Problem details —
Write out the records again, exactly, leaving none out.

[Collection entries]
"""
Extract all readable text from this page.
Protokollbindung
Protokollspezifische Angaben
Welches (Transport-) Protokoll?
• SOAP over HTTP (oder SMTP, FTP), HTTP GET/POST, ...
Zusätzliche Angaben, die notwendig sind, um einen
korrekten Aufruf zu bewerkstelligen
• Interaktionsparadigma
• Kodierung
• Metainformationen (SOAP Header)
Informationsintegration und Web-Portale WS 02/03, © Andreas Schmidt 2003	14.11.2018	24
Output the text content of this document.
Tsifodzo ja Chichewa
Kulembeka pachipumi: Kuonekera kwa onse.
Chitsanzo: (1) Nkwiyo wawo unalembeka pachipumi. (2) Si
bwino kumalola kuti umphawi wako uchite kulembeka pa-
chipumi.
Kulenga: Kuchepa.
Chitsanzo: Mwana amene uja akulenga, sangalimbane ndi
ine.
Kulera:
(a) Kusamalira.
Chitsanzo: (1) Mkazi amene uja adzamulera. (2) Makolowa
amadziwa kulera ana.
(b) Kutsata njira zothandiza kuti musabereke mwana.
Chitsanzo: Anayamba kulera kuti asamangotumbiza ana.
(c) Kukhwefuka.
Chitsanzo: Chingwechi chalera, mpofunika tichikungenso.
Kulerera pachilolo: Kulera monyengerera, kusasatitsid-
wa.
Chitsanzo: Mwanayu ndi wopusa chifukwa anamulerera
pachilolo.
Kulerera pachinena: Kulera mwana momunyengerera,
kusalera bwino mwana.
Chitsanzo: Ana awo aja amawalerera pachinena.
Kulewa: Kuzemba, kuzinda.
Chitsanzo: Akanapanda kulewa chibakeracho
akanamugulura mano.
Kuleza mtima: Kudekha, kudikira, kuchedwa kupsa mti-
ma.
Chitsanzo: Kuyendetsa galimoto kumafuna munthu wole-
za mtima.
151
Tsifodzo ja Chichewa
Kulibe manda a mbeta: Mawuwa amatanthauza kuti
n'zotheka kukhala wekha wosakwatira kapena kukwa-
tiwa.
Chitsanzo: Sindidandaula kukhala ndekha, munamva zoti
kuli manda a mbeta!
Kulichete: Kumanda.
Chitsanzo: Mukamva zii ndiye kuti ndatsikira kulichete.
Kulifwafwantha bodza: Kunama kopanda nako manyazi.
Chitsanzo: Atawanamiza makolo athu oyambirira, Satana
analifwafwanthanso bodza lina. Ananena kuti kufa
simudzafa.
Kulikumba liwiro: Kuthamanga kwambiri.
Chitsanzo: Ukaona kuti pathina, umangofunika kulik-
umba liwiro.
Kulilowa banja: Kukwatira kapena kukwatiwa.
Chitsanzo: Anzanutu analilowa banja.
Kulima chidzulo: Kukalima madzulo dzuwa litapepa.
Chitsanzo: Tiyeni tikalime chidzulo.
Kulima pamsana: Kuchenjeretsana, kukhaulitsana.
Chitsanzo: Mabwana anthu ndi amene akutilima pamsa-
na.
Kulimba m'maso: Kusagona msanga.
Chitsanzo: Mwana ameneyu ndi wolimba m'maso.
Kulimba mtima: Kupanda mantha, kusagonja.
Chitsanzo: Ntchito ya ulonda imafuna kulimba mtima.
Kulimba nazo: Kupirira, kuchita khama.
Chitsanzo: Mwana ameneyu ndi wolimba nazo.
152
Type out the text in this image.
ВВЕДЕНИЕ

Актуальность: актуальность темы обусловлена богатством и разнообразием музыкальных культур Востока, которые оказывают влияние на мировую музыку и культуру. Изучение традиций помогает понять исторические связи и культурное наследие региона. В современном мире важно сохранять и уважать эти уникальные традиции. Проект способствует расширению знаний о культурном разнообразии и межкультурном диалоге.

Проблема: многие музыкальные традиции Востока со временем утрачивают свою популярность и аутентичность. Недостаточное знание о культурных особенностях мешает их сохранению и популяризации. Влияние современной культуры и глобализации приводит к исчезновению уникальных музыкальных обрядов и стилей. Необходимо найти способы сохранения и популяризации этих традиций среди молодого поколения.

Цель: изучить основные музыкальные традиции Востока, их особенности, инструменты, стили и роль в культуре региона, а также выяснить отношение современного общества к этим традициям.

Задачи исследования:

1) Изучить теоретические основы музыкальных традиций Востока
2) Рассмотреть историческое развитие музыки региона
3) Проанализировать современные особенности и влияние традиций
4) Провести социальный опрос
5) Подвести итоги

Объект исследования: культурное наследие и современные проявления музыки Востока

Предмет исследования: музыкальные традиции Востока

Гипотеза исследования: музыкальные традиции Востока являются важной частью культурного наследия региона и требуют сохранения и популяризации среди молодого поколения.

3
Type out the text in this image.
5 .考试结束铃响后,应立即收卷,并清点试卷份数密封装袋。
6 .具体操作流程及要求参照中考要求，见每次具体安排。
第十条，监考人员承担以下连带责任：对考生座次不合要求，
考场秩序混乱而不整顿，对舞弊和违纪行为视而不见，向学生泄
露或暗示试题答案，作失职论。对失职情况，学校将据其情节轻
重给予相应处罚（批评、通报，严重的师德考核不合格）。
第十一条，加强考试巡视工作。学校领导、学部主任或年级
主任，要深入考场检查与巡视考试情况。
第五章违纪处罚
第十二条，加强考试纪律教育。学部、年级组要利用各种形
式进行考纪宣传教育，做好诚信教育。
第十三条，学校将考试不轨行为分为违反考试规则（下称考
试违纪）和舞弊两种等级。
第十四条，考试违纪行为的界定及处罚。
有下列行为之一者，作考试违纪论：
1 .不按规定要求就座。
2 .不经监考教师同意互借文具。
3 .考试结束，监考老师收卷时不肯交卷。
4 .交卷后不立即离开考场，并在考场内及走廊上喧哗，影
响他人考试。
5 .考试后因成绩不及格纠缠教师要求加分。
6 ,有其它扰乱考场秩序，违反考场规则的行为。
"""
Complete answer —
Extract all readable text from this page.
Protokollbindung
Protokollspezifische Angaben
Welches (Transport-) Protokoll?
• SOAP over HTTP (oder SMTP, FTP), HTTP GET/POST, ...
Zusätzliche Angaben, die notwendig sind, um einen
korrekten Aufruf zu bewerkstelligen
• Interaktionsparadigma
• Kodierung
• Metainformationen (SOAP Header)
Informationsintegration und Web-Portale WS 02/03, © Andreas Schmidt 2003	14.11.2018	24
Output the text content of this document.
Tsifodzo ja Chichewa
Kulembeka pachipumi: Kuonekera kwa onse.
Chitsanzo: (1) Nkwiyo wawo unalembeka pachipumi. (2) Si
bwino kumalola kuti umphawi wako uchite kulembeka pa-
chipumi.
Kulenga: Kuchepa.
Chitsanzo: Mwana amene uja akulenga, sangalimbane ndi
ine.
Kulera:
(a) Kusamalira.
Chitsanzo: (1) Mkazi amene uja adzamulera. (2) Makolowa
amadziwa kulera ana.
(b) Kutsata njira zothandiza kuti musabereke mwana.
Chitsanzo: Anayamba kulera kuti asamangotumbiza ana.
(c) Kukhwefuka.
Chitsanzo: Chingwechi chalera, mpofunika tichikungenso.
Kulerera pachilolo: Kulera monyengerera, kusasatitsid-
wa.
Chitsanzo: Mwanayu ndi wopusa chifukwa anamulerera
pachilolo.
Kulerera pachinena: Kulera mwana momunyengerera,
kusalera bwino mwana.
Chitsanzo: Ana awo aja amawalerera pachinena.
Kulewa: Kuzemba, kuzinda.
Chitsanzo: Akanapanda kulewa chibakeracho
akanamugulura mano.
Kuleza mtima: Kudekha, kudikira, kuchedwa kupsa mti-
ma.
Chitsanzo: Kuyendetsa galimoto kumafuna munthu wole-
za mtima.
151
Tsifodzo ja Chichewa
Kulibe manda a mbeta: Mawuwa amatanthauza kuti
n'zotheka kukhala wekha wosakwatira kapena kukwa-
tiwa.
Chitsanzo: Sindidandaula kukhala ndekha, munamva zoti
kuli manda a mbeta!
Kulichete: Kumanda.
Chitsanzo: Mukamva zii ndiye kuti ndatsikira kulichete.
Kulifwafwantha bodza: Kunama kopanda nako manyazi.
Chitsanzo: Atawanamiza makolo athu oyambirira, Satana
analifwafwanthanso bodza lina. Ananena kuti kufa
simudzafa.
Kulikumba liwiro: Kuthamanga kwambiri.
Chitsanzo: Ukaona kuti pathina, umangofunika kulik-
umba liwiro.
Kulilowa banja: Kukwatira kapena kukwatiwa.
Chitsanzo: Anzanutu analilowa banja.
Kulima chidzulo: Kukalima madzulo dzuwa litapepa.
Chitsanzo: Tiyeni tikalime chidzulo.
Kulima pamsana: Kuchenjeretsana, kukhaulitsana.
Chitsanzo: Mabwana anthu ndi amene akutilima pamsa-
na.
Kulimba m'maso: Kusagona msanga.
Chitsanzo: Mwana ameneyu ndi wolimba m'maso.
Kulimba mtima: Kupanda mantha, kusagonja.
Chitsanzo: Ntchito ya ulonda imafuna kulimba mtima.
Kulimba nazo: Kupirira, kuchita khama.
Chitsanzo: Mwana ameneyu ndi wolimba nazo.
152
Type out the text in this image.
ВВЕДЕНИЕ

Актуальность: актуальность темы обусловлена богатством и разнообразием музыкальных культур Востока, которые оказывают влияние на мировую музыку и культуру. Изучение традиций помогает понять исторические связи и культурное наследие региона. В современном мире важно сохранять и уважать эти уникальные традиции. Проект способствует расширению знаний о культурном разнообразии и межкультурном диалоге.

Проблема: многие музыкальные традиции Востока со временем утрачивают свою популярность и аутентичность. Недостаточное знание о культурных особенностях мешает их сохранению и популяризации. Влияние современной культуры и глобализации приводит к исчезновению уникальных музыкальных обрядов и стилей. Необходимо найти способы сохранения и популяризации этих традиций среди молодого поколения.

Цель: изучить основные музыкальные традиции Востока, их особенности, инструменты, стили и роль в культуре региона, а также выяснить отношение современного общества к этим традициям.

Задачи исследования:

1) Изучить теоретические основы музыкальных традиций Востока
2) Рассмотреть историческое развитие музыки региона
3) Проанализировать современные особенности и влияние традиций
4) Провести социальный опрос
5) Подвести итоги

Объект исследования: культурное наследие и современные проявления музыки Востока

Предмет исследования: музыкальные традиции Востока

Гипотеза исследования: музыкальные традиции Востока являются важной частью культурного наследия региона и требуют сохранения и популяризации среди молодого поколения.

3
Type out the text in this image.
5 .考试结束铃响后,应立即收卷,并清点试卷份数密封装袋。
6 .具体操作流程及要求参照中考要求，见每次具体安排。
第十条，监考人员承担以下连带责任：对考生座次不合要求，
考场秩序混乱而不整顿，对舞弊和违纪行为视而不见，向学生泄
露或暗示试题答案，作失职论。对失职情况，学校将据其情节轻
重给予相应处罚（批评、通报，严重的师德考核不合格）。
第十一条，加强考试巡视工作。学校领导、学部主任或年级
主任，要深入考场检查与巡视考试情况。
第五章违纪处罚
第十二条，加强考试纪律教育。学部、年级组要利用各种形
式进行考纪宣传教育，做好诚信教育。
第十三条，学校将考试不轨行为分为违反考试规则（下称考
试违纪）和舞弊两种等级。
第十四条，考试违纪行为的界定及处罚。
有下列行为之一者，作考试违纪论：
1 .不按规定要求就座。
2 .不经监考教师同意互借文具。
3 .考试结束，监考老师收卷时不肯交卷。
4 .交卷后不立即离开考场，并在考场内及走廊上喧哗，影
响他人考试。
5 .考试后因成绩不及格纠缠教师要求加分。
6 ,有其它扰乱考场秩序，违反考场规则的行为。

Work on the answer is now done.